**ENTRIES:**
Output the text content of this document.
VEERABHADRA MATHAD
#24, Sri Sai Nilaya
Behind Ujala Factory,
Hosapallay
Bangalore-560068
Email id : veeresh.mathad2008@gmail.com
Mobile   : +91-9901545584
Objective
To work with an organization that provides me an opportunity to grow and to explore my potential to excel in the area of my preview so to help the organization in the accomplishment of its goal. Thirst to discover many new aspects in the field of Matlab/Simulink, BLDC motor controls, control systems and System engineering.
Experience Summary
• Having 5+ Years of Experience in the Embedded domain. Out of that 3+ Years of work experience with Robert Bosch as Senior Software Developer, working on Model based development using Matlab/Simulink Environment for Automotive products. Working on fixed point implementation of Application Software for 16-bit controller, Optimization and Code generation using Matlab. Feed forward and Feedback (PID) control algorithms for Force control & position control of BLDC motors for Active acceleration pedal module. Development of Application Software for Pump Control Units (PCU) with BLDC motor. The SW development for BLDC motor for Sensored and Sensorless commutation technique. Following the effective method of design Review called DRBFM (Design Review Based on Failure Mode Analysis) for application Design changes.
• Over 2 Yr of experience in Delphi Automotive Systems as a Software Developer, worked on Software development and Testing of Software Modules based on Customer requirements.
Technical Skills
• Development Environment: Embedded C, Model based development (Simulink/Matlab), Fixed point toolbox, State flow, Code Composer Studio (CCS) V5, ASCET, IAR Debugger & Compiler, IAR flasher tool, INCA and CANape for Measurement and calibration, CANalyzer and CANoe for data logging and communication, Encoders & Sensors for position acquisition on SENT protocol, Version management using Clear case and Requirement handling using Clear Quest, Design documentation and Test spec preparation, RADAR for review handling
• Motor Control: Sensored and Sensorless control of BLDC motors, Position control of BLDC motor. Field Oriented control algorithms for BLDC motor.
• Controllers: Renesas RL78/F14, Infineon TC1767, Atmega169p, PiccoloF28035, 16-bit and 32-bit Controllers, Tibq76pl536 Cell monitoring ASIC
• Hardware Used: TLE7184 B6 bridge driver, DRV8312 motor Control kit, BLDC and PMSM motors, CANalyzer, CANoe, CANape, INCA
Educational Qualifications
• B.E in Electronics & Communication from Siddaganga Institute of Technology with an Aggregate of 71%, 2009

**EXERCISE INSTRUCTIONS:**
Within the records, how many lines include "Sensorless"? The answer is the number and nothing else.

**ANSWER TO THE EXERCISE:**
2